DOCUMENT EXTRACT:
• • • • •

One might say, paradoxically: God works, and man sweats. This is not a “meritorious work” or a reward system, but human action within divine action — that is the most precise definition of synergism. “God is our Savior; He is not the one who weighs and measures the value of works,” says Mark the Hermit. “If God looked to merit, then no one would enter the Kingdom of God.” “God does everything in us,” says Maximus, “virtue, knowledge, victory, wisdom, and goodness.” And yet, every truth is always antinomic. The soul is stretched not toward salvation in the self-interested sense of securing its destiny, but toward the response God awaits from man. At the heart of the immense drama of the biblical God lies not merely the interaction of grace and sin, of the Judge and the guilty, but above all the Incarnation — the interaction of God’s descending love and man’s ascending love. If anything is to be saved in the world, it is first and foremost this love — the love that God first directed toward man, the love that surpasses and overwhelms us. The liturgical texts name it with a word already full of grace: the Philanthropic God.
This name expresses a certain image of God that each Church traces in its own way, starting from its lived experience of God. This is important to our subject, because spirituality is centered on that vision.
Saint Gregory sees in Abraham the type of man who, without asking questions, walks in the mysterious depths of God. But human beings do ask questions and demand proofs; yet proofs wound the Truth, and the Lord refuses them.

• • • • •

LISTING:
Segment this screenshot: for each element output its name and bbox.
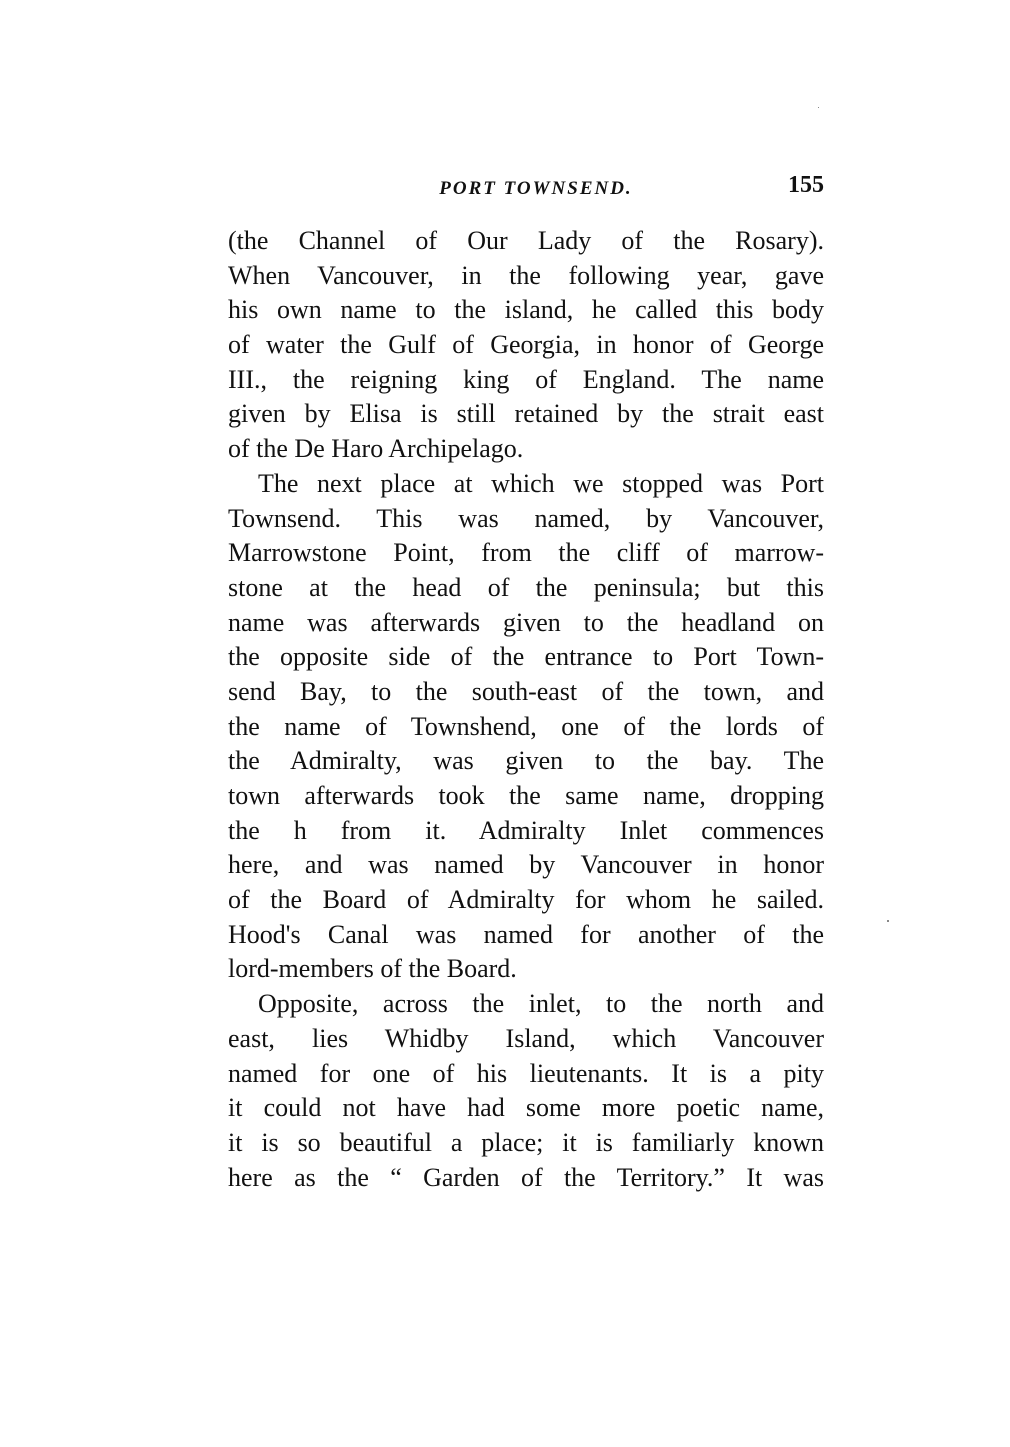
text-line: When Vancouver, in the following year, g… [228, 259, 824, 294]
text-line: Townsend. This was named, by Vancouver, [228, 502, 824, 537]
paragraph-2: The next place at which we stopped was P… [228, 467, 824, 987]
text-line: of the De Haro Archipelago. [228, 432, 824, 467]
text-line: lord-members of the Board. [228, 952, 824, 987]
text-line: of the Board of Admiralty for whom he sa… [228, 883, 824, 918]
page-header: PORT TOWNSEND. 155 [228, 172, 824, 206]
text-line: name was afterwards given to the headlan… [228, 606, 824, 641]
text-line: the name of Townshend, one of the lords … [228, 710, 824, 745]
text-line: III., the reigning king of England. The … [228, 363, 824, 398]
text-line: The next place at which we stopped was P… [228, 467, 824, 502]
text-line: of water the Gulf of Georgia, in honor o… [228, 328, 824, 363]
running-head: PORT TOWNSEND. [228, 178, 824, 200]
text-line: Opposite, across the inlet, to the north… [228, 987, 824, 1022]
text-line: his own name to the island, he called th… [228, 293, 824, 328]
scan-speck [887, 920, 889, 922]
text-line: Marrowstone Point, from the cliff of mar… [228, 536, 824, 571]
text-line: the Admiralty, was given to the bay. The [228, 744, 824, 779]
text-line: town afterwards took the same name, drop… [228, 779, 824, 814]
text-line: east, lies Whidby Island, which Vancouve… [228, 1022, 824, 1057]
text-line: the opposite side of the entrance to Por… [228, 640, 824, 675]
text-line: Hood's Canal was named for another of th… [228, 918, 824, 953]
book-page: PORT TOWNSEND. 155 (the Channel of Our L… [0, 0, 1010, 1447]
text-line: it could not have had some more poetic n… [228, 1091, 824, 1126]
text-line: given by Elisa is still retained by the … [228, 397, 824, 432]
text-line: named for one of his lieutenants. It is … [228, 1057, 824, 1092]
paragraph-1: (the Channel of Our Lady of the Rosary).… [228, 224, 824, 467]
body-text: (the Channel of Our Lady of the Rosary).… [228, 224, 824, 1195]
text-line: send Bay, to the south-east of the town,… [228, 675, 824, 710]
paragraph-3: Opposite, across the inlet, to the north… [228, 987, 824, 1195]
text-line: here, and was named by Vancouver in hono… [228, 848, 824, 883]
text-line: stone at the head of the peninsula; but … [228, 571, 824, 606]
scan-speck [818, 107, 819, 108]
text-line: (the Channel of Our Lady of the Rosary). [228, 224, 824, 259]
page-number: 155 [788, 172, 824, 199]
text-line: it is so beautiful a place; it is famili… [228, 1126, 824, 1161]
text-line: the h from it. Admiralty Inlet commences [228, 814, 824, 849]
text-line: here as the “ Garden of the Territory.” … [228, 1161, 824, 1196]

• • • • •

TASKS TO CARRY OUT:
1. In the passage on synergism, rewrite the part starting at "This name expresses" and ending at "on that vision.", replacing "spirituality" with "devotion".
2. Answer these questions from the passage on synergism:
(a) Who is quoted as saying that God does everything in us?
(b) By what name do the liturgical texts call God?
(c) In whom does Saint Gregory see the type of man who walks in the mysterious depths of God without asking questions?

RESPONSES IN ORDER:
1.
This name expresses a certain image of God that each Church traces in its own way, starting from its lived experience of God. This is important to our subject, because devotion is centered on that vision.

2.
(a) Maximus
(b) The Philanthropic God
(c) Abraham